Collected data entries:
++++++++++++++++++++

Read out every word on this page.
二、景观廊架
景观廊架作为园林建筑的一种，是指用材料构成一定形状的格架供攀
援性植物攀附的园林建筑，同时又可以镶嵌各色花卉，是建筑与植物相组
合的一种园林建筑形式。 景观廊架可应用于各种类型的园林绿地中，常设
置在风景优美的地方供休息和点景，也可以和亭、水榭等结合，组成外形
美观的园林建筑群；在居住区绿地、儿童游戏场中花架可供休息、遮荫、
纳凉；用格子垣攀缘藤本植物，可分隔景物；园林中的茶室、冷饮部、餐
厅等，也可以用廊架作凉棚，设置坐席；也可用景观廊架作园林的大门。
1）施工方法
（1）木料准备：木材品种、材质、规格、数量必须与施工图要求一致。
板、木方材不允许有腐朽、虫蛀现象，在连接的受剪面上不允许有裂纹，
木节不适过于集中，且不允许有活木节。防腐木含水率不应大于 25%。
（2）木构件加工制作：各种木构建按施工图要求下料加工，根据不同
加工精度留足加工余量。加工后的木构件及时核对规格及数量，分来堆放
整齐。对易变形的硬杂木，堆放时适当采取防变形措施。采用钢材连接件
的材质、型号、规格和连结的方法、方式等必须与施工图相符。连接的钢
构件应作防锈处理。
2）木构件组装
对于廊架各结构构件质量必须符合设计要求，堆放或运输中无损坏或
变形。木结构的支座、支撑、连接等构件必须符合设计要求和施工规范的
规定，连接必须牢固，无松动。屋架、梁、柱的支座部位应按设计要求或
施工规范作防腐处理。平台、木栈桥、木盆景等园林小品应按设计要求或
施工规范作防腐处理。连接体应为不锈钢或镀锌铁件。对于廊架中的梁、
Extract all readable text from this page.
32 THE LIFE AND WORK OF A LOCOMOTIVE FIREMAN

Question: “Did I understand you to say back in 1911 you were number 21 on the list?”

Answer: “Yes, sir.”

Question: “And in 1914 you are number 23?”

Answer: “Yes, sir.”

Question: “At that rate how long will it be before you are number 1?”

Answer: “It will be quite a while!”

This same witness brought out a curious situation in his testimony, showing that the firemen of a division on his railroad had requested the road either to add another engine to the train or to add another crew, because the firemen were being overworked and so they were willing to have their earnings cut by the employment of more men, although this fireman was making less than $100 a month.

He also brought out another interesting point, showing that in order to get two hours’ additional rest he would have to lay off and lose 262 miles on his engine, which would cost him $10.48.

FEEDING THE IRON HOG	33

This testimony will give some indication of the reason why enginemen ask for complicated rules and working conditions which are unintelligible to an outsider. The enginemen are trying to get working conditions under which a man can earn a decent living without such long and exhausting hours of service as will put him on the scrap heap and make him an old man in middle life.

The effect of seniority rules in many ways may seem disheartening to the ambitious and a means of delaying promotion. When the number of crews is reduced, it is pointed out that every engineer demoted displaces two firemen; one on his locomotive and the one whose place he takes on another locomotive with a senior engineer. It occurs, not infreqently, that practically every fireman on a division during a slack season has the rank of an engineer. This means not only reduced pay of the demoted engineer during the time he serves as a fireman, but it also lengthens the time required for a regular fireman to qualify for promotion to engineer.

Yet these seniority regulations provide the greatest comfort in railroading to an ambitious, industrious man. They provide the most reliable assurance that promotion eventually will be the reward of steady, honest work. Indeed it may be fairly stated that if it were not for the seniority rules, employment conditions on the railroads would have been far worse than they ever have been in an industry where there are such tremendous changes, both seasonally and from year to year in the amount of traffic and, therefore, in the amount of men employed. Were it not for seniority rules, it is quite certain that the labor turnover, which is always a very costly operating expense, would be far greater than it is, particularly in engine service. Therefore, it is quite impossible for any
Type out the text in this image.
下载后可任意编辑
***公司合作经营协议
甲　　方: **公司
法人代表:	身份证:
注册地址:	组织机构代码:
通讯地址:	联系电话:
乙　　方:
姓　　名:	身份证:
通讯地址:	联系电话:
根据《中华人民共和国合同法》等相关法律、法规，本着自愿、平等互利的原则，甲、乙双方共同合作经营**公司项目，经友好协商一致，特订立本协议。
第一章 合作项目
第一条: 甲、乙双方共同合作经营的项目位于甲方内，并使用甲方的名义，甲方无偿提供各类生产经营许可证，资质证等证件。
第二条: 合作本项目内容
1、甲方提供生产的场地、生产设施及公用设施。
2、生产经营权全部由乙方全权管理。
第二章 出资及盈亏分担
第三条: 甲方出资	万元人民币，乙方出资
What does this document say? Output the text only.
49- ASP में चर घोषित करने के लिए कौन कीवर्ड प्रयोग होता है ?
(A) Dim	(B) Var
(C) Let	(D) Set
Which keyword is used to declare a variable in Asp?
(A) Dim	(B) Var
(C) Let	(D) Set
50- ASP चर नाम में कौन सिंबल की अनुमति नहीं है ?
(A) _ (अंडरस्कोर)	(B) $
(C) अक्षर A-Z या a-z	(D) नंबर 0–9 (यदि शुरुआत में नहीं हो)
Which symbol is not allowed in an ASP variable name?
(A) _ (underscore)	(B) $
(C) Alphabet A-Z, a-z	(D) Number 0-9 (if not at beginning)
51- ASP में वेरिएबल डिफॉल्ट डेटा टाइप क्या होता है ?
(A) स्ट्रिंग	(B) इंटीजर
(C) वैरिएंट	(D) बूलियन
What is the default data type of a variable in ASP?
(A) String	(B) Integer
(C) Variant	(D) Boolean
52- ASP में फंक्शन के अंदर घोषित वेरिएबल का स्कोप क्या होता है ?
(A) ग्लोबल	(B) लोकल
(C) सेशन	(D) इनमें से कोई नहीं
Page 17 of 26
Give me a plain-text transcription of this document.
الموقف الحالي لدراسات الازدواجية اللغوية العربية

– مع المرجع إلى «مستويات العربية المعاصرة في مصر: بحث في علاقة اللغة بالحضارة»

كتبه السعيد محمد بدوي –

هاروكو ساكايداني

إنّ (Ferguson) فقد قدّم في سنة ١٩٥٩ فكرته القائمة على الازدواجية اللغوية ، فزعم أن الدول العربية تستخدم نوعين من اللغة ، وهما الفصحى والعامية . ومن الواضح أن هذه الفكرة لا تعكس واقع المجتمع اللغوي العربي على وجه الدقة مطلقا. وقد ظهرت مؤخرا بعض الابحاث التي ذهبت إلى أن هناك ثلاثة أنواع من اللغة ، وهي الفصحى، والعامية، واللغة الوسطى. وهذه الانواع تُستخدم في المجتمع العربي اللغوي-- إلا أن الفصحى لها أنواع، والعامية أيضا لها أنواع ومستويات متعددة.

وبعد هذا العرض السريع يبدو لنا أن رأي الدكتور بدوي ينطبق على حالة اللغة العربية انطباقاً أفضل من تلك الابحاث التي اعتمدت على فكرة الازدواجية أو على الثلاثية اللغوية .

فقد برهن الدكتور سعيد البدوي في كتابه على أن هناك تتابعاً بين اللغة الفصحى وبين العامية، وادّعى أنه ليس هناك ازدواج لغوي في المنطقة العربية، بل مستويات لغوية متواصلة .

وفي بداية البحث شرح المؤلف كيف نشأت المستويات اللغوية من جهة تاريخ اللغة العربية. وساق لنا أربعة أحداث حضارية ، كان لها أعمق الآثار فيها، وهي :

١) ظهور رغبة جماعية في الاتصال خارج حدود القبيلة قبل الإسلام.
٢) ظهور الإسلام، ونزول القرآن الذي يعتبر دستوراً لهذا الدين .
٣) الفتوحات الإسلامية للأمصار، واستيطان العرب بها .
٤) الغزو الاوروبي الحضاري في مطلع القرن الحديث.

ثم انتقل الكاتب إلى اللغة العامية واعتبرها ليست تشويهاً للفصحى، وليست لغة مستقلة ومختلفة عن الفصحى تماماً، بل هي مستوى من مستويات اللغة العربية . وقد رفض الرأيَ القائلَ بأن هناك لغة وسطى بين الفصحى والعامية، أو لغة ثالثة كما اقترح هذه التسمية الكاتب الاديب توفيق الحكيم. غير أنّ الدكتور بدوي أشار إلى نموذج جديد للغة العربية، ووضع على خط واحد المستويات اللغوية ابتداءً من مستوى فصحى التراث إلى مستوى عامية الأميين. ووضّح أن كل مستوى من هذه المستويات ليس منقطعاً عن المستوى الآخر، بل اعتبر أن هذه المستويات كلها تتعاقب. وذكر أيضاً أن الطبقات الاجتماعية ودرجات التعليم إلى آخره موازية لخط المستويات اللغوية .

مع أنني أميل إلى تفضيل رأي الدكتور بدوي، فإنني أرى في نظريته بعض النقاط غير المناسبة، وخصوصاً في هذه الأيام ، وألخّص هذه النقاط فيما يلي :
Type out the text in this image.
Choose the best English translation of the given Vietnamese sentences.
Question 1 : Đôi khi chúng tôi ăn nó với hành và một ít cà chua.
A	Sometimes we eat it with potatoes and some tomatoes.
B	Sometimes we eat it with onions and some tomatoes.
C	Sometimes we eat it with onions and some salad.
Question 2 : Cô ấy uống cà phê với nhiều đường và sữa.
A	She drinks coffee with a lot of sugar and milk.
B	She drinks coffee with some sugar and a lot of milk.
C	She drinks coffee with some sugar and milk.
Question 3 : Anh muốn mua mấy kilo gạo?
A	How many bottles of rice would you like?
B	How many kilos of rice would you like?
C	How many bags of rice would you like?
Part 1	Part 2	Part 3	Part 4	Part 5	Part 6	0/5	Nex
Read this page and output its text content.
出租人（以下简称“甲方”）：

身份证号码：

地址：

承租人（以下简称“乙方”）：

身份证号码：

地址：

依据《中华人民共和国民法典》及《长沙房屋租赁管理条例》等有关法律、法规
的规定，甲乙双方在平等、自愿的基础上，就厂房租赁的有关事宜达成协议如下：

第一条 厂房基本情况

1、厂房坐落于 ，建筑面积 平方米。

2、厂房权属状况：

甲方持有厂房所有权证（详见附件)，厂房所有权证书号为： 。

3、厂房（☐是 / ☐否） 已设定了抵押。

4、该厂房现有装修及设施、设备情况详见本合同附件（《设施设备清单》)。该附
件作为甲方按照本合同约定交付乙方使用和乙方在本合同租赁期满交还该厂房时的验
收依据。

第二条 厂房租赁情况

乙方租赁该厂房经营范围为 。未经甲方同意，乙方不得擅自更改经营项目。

++++++++++++++++++++

Task requirements: In the material above, tally every line with the string "testimony" in it, then give that number alone.

Exercise response: 2